═════ Data lines ═════

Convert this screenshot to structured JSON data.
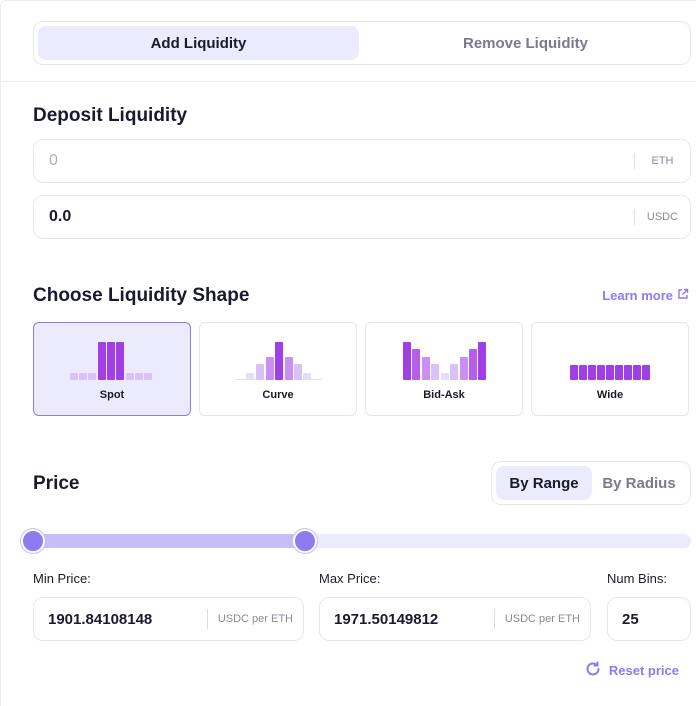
{
  "tabs": {
    "add_label": "Add Liquidity",
    "remove_label": "Remove Liquidity"
  },
  "deposit": {
    "title": "Deposit Liquidity",
    "token_a": {
      "value": "0",
      "unit": "ETH"
    },
    "token_b": {
      "value": "0.0",
      "unit": "USDC"
    }
  },
  "shape": {
    "title": "Choose Liquidity Shape",
    "learn_more": "Learn more",
    "options": [
      {
        "label": "Spot",
        "selected": true
      },
      {
        "label": "Curve",
        "selected": false
      },
      {
        "label": "Bid-Ask",
        "selected": false
      },
      {
        "label": "Wide",
        "selected": false
      }
    ]
  },
  "price": {
    "title": "Price",
    "toggle": {
      "range_label": "By Range",
      "radius_label": "By Radius",
      "selected": "By Range"
    },
    "min_label": "Min Price:",
    "max_label": "Max Price:",
    "bins_label": "Num Bins:",
    "min_value": "1901.84108148",
    "max_value": "1971.50149812",
    "unit": "USDC per ETH",
    "num_bins": "25",
    "reset_label": "Reset price"
  },
  "colors": {
    "accent": "#8b7cf0",
    "accent_light": "#ecebfd",
    "bar_dark": "#a23ee6",
    "bar_light": "#d9c2f8"
  },
  "icons": {
    "learn_more": "external-link-icon",
    "reset": "refresh-icon"
  }
}
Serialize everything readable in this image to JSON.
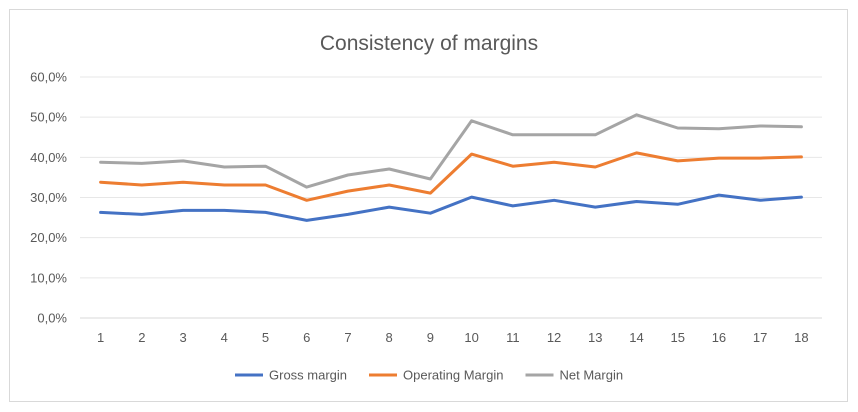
{
  "chart_data": {
    "type": "line",
    "title": "Consistency of margins",
    "xlabel": "",
    "ylabel": "",
    "categories": [
      "1",
      "2",
      "3",
      "4",
      "5",
      "6",
      "7",
      "8",
      "9",
      "10",
      "11",
      "12",
      "13",
      "14",
      "15",
      "16",
      "17",
      "18"
    ],
    "ylim": [
      0,
      60
    ],
    "yticks": [
      0,
      10,
      20,
      30,
      40,
      50,
      60
    ],
    "ytick_labels": [
      "0,0%",
      "10,0%",
      "20,0%",
      "30,0%",
      "40,0%",
      "50,0%",
      "60,0%"
    ],
    "grid": true,
    "legend_position": "bottom",
    "series": [
      {
        "name": "Gross margin",
        "color": "#4472c4",
        "values": [
          26.3,
          25.8,
          26.8,
          26.8,
          26.3,
          24.3,
          25.8,
          27.6,
          26.1,
          30.1,
          27.9,
          29.3,
          27.6,
          29.0,
          28.3,
          30.6,
          29.3,
          30.1
        ]
      },
      {
        "name": "Operating Margin",
        "color": "#ed7d31",
        "values": [
          33.8,
          33.1,
          33.8,
          33.1,
          33.1,
          29.3,
          31.6,
          33.1,
          31.1,
          40.8,
          37.8,
          38.8,
          37.6,
          41.1,
          39.1,
          39.8,
          39.8,
          40.1
        ]
      },
      {
        "name": "Net Margin",
        "color": "#a5a5a5",
        "values": [
          38.8,
          38.5,
          39.1,
          37.6,
          37.8,
          32.6,
          35.6,
          37.1,
          34.6,
          49.1,
          45.6,
          45.6,
          45.6,
          50.6,
          47.3,
          47.1,
          47.8,
          47.6
        ]
      }
    ]
  }
}
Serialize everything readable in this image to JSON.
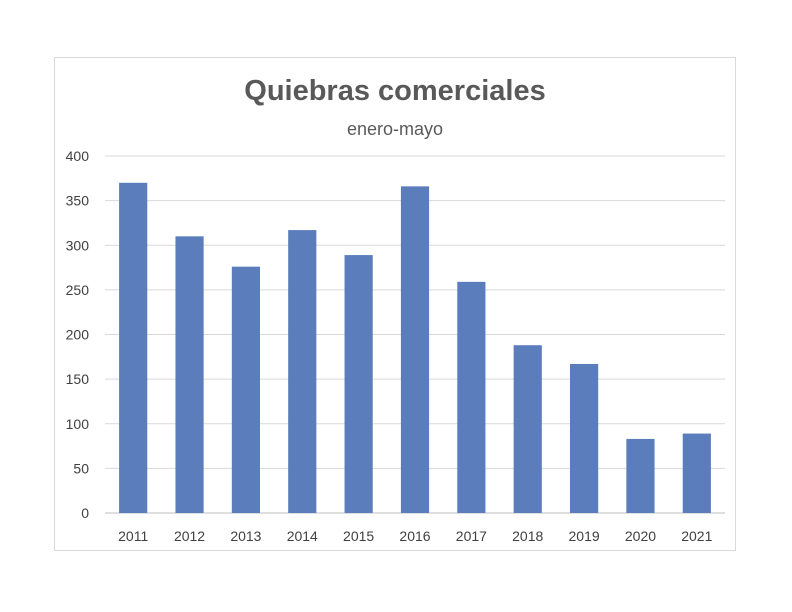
{
  "chart_data": {
    "type": "bar",
    "title": "Quiebras comerciales",
    "subtitle": "enero-mayo",
    "categories": [
      "2011",
      "2012",
      "2013",
      "2014",
      "2015",
      "2016",
      "2017",
      "2018",
      "2019",
      "2020",
      "2021"
    ],
    "values": [
      370,
      310,
      276,
      317,
      289,
      366,
      259,
      188,
      167,
      83,
      89
    ],
    "ylim": [
      0,
      400
    ],
    "yticks": [
      0,
      50,
      100,
      150,
      200,
      250,
      300,
      350,
      400
    ],
    "grid": true,
    "legend": "none",
    "bar_color": "#5b7dbb"
  }
}
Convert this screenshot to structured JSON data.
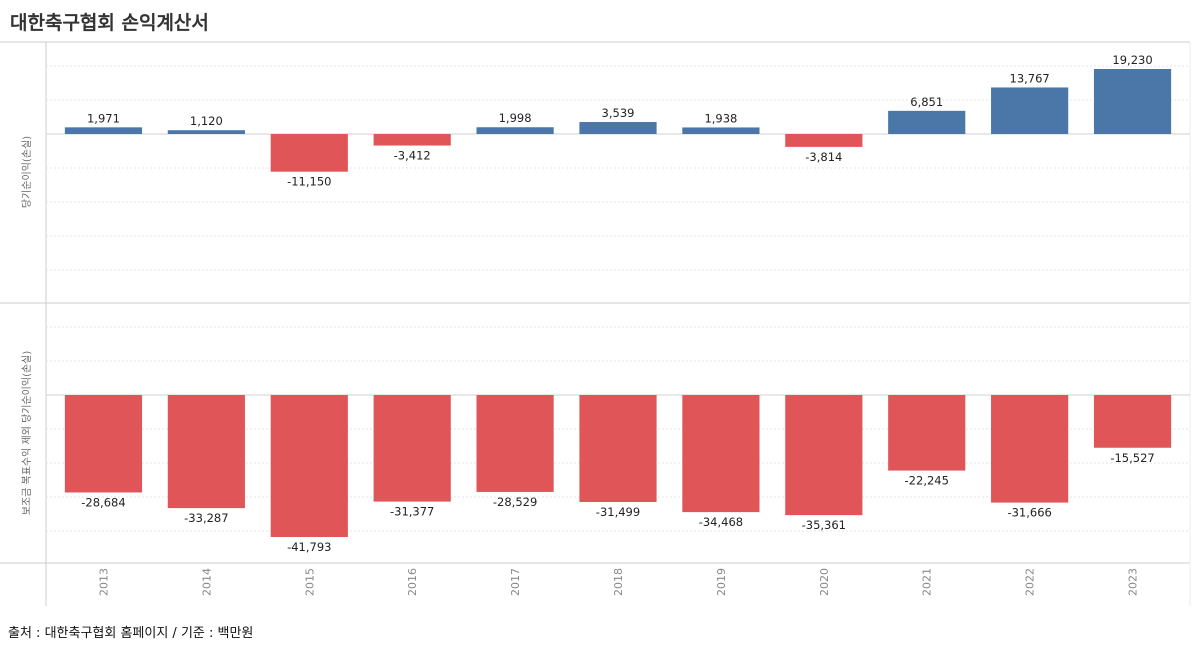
{
  "title": "대한축구협회 손익계산서",
  "source": "출처 : 대한축구협회 홈페이지 / 기준 : 백만원",
  "colors": {
    "positive": "#4a76a8",
    "negative": "#e05558",
    "grid": "#e6e6e6",
    "axis": "#cccccc"
  },
  "chart_data": [
    {
      "type": "bar",
      "ylabel": "당기순이익(손실)",
      "categories": [
        "2013",
        "2014",
        "2015",
        "2016",
        "2017",
        "2018",
        "2019",
        "2020",
        "2021",
        "2022",
        "2023"
      ],
      "values": [
        1971,
        1120,
        -11150,
        -3412,
        1998,
        3539,
        1938,
        -3814,
        6851,
        13767,
        19230
      ],
      "value_labels": [
        "1,971",
        "1,120",
        "-11,150",
        "-3,412",
        "1,998",
        "3,539",
        "1,938",
        "-3,814",
        "6,851",
        "13,767",
        "19,230"
      ],
      "ylim": [
        -45000,
        25000
      ]
    },
    {
      "type": "bar",
      "ylabel": "보조금 복표수익 제외 당기순이익(손실)",
      "categories": [
        "2013",
        "2014",
        "2015",
        "2016",
        "2017",
        "2018",
        "2019",
        "2020",
        "2021",
        "2022",
        "2023"
      ],
      "values": [
        -28684,
        -33287,
        -41793,
        -31377,
        -28529,
        -31499,
        -34468,
        -35361,
        -22245,
        -31666,
        -15527
      ],
      "value_labels": [
        "-28,684",
        "-33,287",
        "-41,793",
        "-31,377",
        "-28,529",
        "-31,499",
        "-34,468",
        "-35,361",
        "-22,245",
        "-31,666",
        "-15,527"
      ],
      "ylim": [
        -50000,
        25000
      ]
    }
  ]
}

═════

What this task involves:
Copy every record above exactly as written, but leave out the pictures.

Output:
Convert this screenshot to structured JSON data.
{
  "tabs": {
    "add_label": "Add Liquidity",
    "remove_label": "Remove Liquidity"
  },
  "deposit": {
    "title": "Deposit Liquidity",
    "token_a": {
      "value": "0",
      "unit": "ETH"
    },
    "token_b": {
      "value": "0.0",
      "unit": "USDC"
    }
  },
  "shape": {
    "title": "Choose Liquidity Shape",
    "learn_more": "Learn more",
    "options": [
      {
        "label": "Spot",
        "selected": true
      },
      {
        "label": "Curve",
        "selected": false
      },
      {
        "label": "Bid-Ask",
        "selected": false
      },
      {
        "label": "Wide",
        "selected": false
      }
    ]
  },
  "price": {
    "title": "Price",
    "toggle": {
      "range_label": "By Range",
      "radius_label": "By Radius",
      "selected": "By Range"
    },
    "min_label": "Min Price:",
    "max_label": "Max Price:",
    "bins_label": "Num Bins:",
    "min_value": "1901.84108148",
    "max_value": "1971.50149812",
    "unit": "USDC per ETH",
    "num_bins": "25",
    "reset_label": "Reset price"
  },
  "colors": {
    "accent": "#8b7cf0",
    "accent_light": "#ecebfd",
    "bar_dark": "#a23ee6",
    "bar_light": "#d9c2f8"
  },
  "icons": {
    "learn_more": "external-link-icon",
    "reset": "refresh-icon"
  }
}
Serialize everything readable in this image to JSON.
{
  "chart_data": {
    "type": "line",
    "title": "Consistency of margins",
    "xlabel": "",
    "ylabel": "",
    "categories": [
      "1",
      "2",
      "3",
      "4",
      "5",
      "6",
      "7",
      "8",
      "9",
      "10",
      "11",
      "12",
      "13",
      "14",
      "15",
      "16",
      "17",
      "18"
    ],
    "ylim": [
      0,
      60
    ],
    "yticks": [
      0,
      10,
      20,
      30,
      40,
      50,
      60
    ],
    "ytick_labels": [
      "0,0%",
      "10,0%",
      "20,0%",
      "30,0%",
      "40,0%",
      "50,0%",
      "60,0%"
    ],
    "grid": true,
    "legend_position": "bottom",
    "series": [
      {
        "name": "Gross margin",
        "color": "#4472c4",
        "values": [
          26.3,
          25.8,
          26.8,
          26.8,
          26.3,
          24.3,
          25.8,
          27.6,
          26.1,
          30.1,
          27.9,
          29.3,
          27.6,
          29.0,
          28.3,
          30.6,
          29.3,
          30.1
        ]
      },
      {
        "name": "Operating Margin",
        "color": "#ed7d31",
        "values": [
          33.8,
          33.1,
          33.8,
          33.1,
          33.1,
          29.3,
          31.6,
          33.1,
          31.1,
          40.8,
          37.8,
          38.8,
          37.6,
          41.1,
          39.1,
          39.8,
          39.8,
          40.1
        ]
      },
      {
        "name": "Net Margin",
        "color": "#a5a5a5",
        "values": [
          38.8,
          38.5,
          39.1,
          37.6,
          37.8,
          32.6,
          35.6,
          37.1,
          34.6,
          49.1,
          45.6,
          45.6,
          45.6,
          50.6,
          47.3,
          47.1,
          47.8,
          47.6
        ]
      }
    ]
  }
}
Serialize everything readable in this image to JSON.
{
  "chart_data": {
    "type": "bar",
    "title": "Quiebras comerciales",
    "subtitle": "enero-mayo",
    "categories": [
      "2011",
      "2012",
      "2013",
      "2014",
      "2015",
      "2016",
      "2017",
      "2018",
      "2019",
      "2020",
      "2021"
    ],
    "values": [
      370,
      310,
      276,
      317,
      289,
      366,
      259,
      188,
      167,
      83,
      89
    ],
    "ylim": [
      0,
      400
    ],
    "yticks": [
      0,
      50,
      100,
      150,
      200,
      250,
      300,
      350,
      400
    ],
    "grid": true,
    "legend": "none",
    "bar_color": "#5b7dbb"
  }
}
Convert this screenshot to structured JSON data.
{
  "title": "대한축구협회 손익계산서",
  "source": "출처 : 대한축구협회 홈페이지 / 기준 : 백만원",
  "colors": {
    "positive": "#4a76a8",
    "negative": "#e05558",
    "grid": "#e6e6e6",
    "axis": "#cccccc"
  },
  "chart_data": [
    {
      "type": "bar",
      "ylabel": "당기순이익(손실)",
      "categories": [
        "2013",
        "2014",
        "2015",
        "2016",
        "2017",
        "2018",
        "2019",
        "2020",
        "2021",
        "2022",
        "2023"
      ],
      "values": [
        1971,
        1120,
        -11150,
        -3412,
        1998,
        3539,
        1938,
        -3814,
        6851,
        13767,
        19230
      ],
      "value_labels": [
        "1,971",
        "1,120",
        "-11,150",
        "-3,412",
        "1,998",
        "3,539",
        "1,938",
        "-3,814",
        "6,851",
        "13,767",
        "19,230"
      ],
      "ylim": [
        -45000,
        25000
      ]
    },
    {
      "type": "bar",
      "ylabel": "보조금 복표수익 제외 당기순이익(손실)",
      "categories": [
        "2013",
        "2014",
        "2015",
        "2016",
        "2017",
        "2018",
        "2019",
        "2020",
        "2021",
        "2022",
        "2023"
      ],
      "values": [
        -28684,
        -33287,
        -41793,
        -31377,
        -28529,
        -31499,
        -34468,
        -35361,
        -22245,
        -31666,
        -15527
      ],
      "value_labels": [
        "-28,684",
        "-33,287",
        "-41,793",
        "-31,377",
        "-28,529",
        "-31,499",
        "-34,468",
        "-35,361",
        "-22,245",
        "-31,666",
        "-15,527"
      ],
      "ylim": [
        -50000,
        25000
      ]
    }
  ]
}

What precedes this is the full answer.